# [GOAL]
Set down the line that contains "What's the underlying" and every line after it to the end of the entries, exactly as they stand and nothing more.

# [Dataset items]
■ ■ ■ ■

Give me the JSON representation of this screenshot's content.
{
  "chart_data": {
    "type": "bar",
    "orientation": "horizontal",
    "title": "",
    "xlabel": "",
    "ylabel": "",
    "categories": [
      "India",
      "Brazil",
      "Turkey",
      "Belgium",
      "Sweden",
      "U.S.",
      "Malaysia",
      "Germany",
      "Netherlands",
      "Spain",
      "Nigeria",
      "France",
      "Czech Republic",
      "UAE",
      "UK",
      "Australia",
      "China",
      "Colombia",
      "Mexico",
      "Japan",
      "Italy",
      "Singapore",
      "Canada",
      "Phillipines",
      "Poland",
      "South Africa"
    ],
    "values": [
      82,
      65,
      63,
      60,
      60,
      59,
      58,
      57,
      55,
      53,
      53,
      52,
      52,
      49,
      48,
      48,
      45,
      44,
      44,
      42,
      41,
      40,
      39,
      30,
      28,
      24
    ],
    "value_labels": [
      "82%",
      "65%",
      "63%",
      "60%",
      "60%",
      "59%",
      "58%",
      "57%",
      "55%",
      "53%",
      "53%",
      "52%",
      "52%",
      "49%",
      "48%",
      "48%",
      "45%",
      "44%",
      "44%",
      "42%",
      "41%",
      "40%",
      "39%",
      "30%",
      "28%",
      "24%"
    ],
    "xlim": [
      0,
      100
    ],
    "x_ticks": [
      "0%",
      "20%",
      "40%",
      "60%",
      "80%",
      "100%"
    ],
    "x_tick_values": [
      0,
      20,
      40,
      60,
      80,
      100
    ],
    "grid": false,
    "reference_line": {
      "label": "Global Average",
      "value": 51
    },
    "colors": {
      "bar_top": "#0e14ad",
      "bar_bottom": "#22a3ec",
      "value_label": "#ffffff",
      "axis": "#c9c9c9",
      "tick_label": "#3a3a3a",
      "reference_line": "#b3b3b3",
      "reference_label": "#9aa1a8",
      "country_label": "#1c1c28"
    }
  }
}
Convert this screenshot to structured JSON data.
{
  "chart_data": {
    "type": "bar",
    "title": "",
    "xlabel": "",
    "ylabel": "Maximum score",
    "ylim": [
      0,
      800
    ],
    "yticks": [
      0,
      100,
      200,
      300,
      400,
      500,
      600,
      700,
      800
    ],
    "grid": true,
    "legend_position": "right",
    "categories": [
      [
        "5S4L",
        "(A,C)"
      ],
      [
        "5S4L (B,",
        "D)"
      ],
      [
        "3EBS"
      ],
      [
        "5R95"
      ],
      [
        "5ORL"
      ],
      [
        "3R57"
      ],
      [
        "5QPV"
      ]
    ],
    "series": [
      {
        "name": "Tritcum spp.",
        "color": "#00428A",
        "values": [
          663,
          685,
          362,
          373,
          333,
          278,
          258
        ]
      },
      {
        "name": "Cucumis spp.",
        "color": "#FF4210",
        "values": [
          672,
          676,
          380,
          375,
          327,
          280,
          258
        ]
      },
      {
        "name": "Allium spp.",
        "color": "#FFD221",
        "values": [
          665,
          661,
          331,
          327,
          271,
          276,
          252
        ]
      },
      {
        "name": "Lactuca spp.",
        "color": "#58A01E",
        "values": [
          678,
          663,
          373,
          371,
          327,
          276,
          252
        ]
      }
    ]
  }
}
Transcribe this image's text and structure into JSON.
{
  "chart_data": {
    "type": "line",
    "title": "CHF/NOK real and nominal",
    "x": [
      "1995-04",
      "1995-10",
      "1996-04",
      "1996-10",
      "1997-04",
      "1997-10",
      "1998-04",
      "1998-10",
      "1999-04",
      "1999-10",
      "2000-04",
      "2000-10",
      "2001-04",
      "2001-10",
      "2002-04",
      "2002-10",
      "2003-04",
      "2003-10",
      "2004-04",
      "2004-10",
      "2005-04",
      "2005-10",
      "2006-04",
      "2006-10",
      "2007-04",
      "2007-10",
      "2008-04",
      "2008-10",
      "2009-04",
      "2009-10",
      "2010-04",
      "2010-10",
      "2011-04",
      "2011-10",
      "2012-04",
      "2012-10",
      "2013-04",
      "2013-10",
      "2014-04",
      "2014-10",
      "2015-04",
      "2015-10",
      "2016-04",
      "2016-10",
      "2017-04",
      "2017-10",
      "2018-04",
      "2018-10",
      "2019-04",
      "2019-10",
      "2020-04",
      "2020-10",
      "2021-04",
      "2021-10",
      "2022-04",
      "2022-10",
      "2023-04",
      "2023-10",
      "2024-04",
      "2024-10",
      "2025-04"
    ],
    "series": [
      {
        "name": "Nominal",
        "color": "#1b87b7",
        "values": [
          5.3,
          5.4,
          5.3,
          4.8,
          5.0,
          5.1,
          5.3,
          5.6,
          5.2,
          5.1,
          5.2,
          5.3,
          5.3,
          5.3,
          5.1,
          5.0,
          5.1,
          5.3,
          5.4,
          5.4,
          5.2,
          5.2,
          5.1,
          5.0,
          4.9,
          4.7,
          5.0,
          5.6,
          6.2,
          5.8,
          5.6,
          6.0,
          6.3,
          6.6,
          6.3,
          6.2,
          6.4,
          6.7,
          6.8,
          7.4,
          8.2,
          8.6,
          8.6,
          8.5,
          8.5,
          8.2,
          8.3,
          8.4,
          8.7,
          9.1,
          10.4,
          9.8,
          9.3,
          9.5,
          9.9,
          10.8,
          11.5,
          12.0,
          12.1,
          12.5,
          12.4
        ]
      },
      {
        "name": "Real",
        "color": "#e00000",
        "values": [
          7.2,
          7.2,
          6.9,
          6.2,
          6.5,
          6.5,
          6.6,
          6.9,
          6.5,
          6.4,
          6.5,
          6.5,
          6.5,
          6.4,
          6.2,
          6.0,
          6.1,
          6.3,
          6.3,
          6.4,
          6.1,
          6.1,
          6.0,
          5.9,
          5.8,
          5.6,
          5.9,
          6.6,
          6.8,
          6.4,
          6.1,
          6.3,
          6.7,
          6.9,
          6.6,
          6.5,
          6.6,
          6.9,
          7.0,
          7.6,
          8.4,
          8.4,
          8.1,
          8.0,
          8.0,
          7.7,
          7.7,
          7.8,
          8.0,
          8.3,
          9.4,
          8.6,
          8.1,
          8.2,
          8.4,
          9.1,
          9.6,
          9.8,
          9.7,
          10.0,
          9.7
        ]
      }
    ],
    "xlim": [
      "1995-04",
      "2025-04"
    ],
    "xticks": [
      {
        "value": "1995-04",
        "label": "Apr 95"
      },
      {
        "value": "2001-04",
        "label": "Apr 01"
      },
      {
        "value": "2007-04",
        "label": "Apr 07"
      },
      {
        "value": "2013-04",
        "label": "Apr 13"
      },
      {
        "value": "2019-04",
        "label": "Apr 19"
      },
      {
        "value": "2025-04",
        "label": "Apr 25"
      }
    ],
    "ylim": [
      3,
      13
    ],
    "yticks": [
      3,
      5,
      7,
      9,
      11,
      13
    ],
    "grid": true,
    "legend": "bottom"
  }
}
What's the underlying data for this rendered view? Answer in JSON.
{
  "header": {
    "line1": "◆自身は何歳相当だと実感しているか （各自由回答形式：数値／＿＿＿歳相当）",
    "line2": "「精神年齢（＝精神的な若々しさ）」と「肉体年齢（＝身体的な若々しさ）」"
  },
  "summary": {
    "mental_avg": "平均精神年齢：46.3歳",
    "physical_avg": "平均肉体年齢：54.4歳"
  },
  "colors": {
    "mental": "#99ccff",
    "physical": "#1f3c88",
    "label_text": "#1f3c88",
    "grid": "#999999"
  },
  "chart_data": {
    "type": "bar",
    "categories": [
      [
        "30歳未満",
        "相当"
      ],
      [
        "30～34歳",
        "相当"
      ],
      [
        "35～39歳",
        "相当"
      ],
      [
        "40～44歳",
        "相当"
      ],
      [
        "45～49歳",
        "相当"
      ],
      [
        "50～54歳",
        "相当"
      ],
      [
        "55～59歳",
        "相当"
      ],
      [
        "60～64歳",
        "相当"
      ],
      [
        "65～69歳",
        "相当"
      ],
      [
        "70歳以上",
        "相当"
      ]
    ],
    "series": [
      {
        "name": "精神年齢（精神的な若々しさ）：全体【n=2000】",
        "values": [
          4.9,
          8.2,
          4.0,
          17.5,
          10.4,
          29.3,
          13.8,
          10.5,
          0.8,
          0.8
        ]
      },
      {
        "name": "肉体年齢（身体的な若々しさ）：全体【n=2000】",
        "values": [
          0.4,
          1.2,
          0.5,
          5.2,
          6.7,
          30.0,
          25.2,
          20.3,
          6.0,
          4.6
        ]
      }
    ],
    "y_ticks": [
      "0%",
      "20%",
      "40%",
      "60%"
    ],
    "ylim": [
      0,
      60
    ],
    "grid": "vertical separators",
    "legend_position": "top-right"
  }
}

■ ■ ■ ■

# [FINAL RESULT]
What's the underlying data for this rendered view? Answer in JSON.
{
  "header": {
    "line1": "◆自身は何歳相当だと実感しているか （各自由回答形式：数値／＿＿＿歳相当）",
    "line2": "「精神年齢（＝精神的な若々しさ）」と「肉体年齢（＝身体的な若々しさ）」"
  },
  "summary": {
    "mental_avg": "平均精神年齢：46.3歳",
    "physical_avg": "平均肉体年齢：54.4歳"
  },
  "colors": {
    "mental": "#99ccff",
    "physical": "#1f3c88",
    "label_text": "#1f3c88",
    "grid": "#999999"
  },
  "chart_data": {
    "type": "bar",
    "categories": [
      [
        "30歳未満",
        "相当"
      ],
      [
        "30～34歳",
        "相当"
      ],
      [
        "35～39歳",
        "相当"
      ],
      [
        "40～44歳",
        "相当"
      ],
      [
        "45～49歳",
        "相当"
      ],
      [
        "50～54歳",
        "相当"
      ],
      [
        "55～59歳",
        "相当"
      ],
      [
        "60～64歳",
        "相当"
      ],
      [
        "65～69歳",
        "相当"
      ],
      [
        "70歳以上",
        "相当"
      ]
    ],
    "series": [
      {
        "name": "精神年齢（精神的な若々しさ）：全体【n=2000】",
        "values": [
          4.9,
          8.2,
          4.0,
          17.5,
          10.4,
          29.3,
          13.8,
          10.5,
          0.8,
          0.8
        ]
      },
      {
        "name": "肉体年齢（身体的な若々しさ）：全体【n=2000】",
        "values": [
          0.4,
          1.2,
          0.5,
          5.2,
          6.7,
          30.0,
          25.2,
          20.3,
          6.0,
          4.6
        ]
      }
    ],
    "y_ticks": [
      "0%",
      "20%",
      "40%",
      "60%"
    ],
    "ylim": [
      0,
      60
    ],
    "grid": "vertical separators",
    "legend_position": "top-right"
  }
}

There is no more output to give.